[Begin]

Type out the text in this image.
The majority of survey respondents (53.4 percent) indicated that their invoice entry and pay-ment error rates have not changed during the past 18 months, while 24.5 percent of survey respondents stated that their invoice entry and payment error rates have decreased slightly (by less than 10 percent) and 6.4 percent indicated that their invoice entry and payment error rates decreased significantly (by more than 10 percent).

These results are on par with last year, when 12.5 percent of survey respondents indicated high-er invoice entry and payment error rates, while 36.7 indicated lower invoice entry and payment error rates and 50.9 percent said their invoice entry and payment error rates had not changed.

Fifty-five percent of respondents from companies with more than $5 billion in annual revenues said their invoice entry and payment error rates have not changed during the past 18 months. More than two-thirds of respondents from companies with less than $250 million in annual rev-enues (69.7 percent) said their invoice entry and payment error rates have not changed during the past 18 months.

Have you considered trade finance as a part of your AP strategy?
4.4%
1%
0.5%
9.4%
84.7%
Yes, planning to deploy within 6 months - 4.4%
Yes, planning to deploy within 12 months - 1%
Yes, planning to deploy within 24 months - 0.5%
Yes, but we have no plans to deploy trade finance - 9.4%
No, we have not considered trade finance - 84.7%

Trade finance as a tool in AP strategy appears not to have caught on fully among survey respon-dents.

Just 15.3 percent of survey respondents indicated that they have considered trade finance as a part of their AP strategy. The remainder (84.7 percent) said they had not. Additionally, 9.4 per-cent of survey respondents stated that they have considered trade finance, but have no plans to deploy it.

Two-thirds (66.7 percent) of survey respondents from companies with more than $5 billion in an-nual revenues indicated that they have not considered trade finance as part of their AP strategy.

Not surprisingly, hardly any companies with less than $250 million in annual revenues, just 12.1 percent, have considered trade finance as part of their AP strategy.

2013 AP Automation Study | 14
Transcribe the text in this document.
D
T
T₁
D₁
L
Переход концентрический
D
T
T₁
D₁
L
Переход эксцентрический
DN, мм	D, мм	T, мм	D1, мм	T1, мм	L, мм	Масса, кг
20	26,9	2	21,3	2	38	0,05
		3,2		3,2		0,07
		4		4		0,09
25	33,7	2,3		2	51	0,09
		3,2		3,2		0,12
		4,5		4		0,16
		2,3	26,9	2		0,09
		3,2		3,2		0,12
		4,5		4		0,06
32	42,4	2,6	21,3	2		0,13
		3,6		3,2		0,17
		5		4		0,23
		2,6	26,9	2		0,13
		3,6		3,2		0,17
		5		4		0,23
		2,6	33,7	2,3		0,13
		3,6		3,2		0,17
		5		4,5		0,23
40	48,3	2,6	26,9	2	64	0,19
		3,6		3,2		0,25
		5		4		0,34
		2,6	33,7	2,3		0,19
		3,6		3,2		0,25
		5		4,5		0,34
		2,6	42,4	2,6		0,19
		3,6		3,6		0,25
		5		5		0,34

[End]

Reproduce every record above exactly as it appears.

> _EXERCISE SOLUTION_
Type out the text in this image.
The majority of survey respondents (53.4 percent) indicated that their invoice entry and pay-ment error rates have not changed during the past 18 months, while 24.5 percent of survey respondents stated that their invoice entry and payment error rates have decreased slightly (by less than 10 percent) and 6.4 percent indicated that their invoice entry and payment error rates decreased significantly (by more than 10 percent).

These results are on par with last year, when 12.5 percent of survey respondents indicated high-er invoice entry and payment error rates, while 36.7 indicated lower invoice entry and payment error rates and 50.9 percent said their invoice entry and payment error rates had not changed.

Fifty-five percent of respondents from companies with more than $5 billion in annual revenues said their invoice entry and payment error rates have not changed during the past 18 months. More than two-thirds of respondents from companies with less than $250 million in annual rev-enues (69.7 percent) said their invoice entry and payment error rates have not changed during the past 18 months.

Have you considered trade finance as a part of your AP strategy?
4.4%
1%
0.5%
9.4%
84.7%
Yes, planning to deploy within 6 months - 4.4%
Yes, planning to deploy within 12 months - 1%
Yes, planning to deploy within 24 months - 0.5%
Yes, but we have no plans to deploy trade finance - 9.4%
No, we have not considered trade finance - 84.7%

Trade finance as a tool in AP strategy appears not to have caught on fully among survey respon-dents.

Just 15.3 percent of survey respondents indicated that they have considered trade finance as a part of their AP strategy. The remainder (84.7 percent) said they had not. Additionally, 9.4 per-cent of survey respondents stated that they have considered trade finance, but have no plans to deploy it.

Two-thirds (66.7 percent) of survey respondents from companies with more than $5 billion in an-nual revenues indicated that they have not considered trade finance as part of their AP strategy.

Not surprisingly, hardly any companies with less than $250 million in annual revenues, just 12.1 percent, have considered trade finance as part of their AP strategy.

2013 AP Automation Study | 14
Transcribe the text in this document.
D
T
T₁
D₁
L
Переход концентрический
D
T
T₁
D₁
L
Переход эксцентрический
DN, мм	D, мм	T, мм	D1, мм	T1, мм	L, мм	Масса, кг
20	26,9	2	21,3	2	38	0,05
		3,2		3,2		0,07
		4		4		0,09
25	33,7	2,3		2	51	0,09
		3,2		3,2		0,12
		4,5		4		0,16
		2,3	26,9	2		0,09
		3,2		3,2		0,12
		4,5		4		0,06
32	42,4	2,6	21,3	2		0,13
		3,6		3,2		0,17
		5		4		0,23
		2,6	26,9	2		0,13
		3,6		3,2		0,17
		5		4		0,23
		2,6	33,7	2,3		0,13
		3,6		3,2		0,17
		5		4,5		0,23
40	48,3	2,6	26,9	2	64	0,19
		3,6		3,2		0,25
		5		4		0,34
		2,6	33,7	2,3		0,19
		3,6		3,2		0,25
		5		4,5		0,34
		2,6	42,4	2,6		0,19
		3,6		3,6		0,25
		5		5		0,34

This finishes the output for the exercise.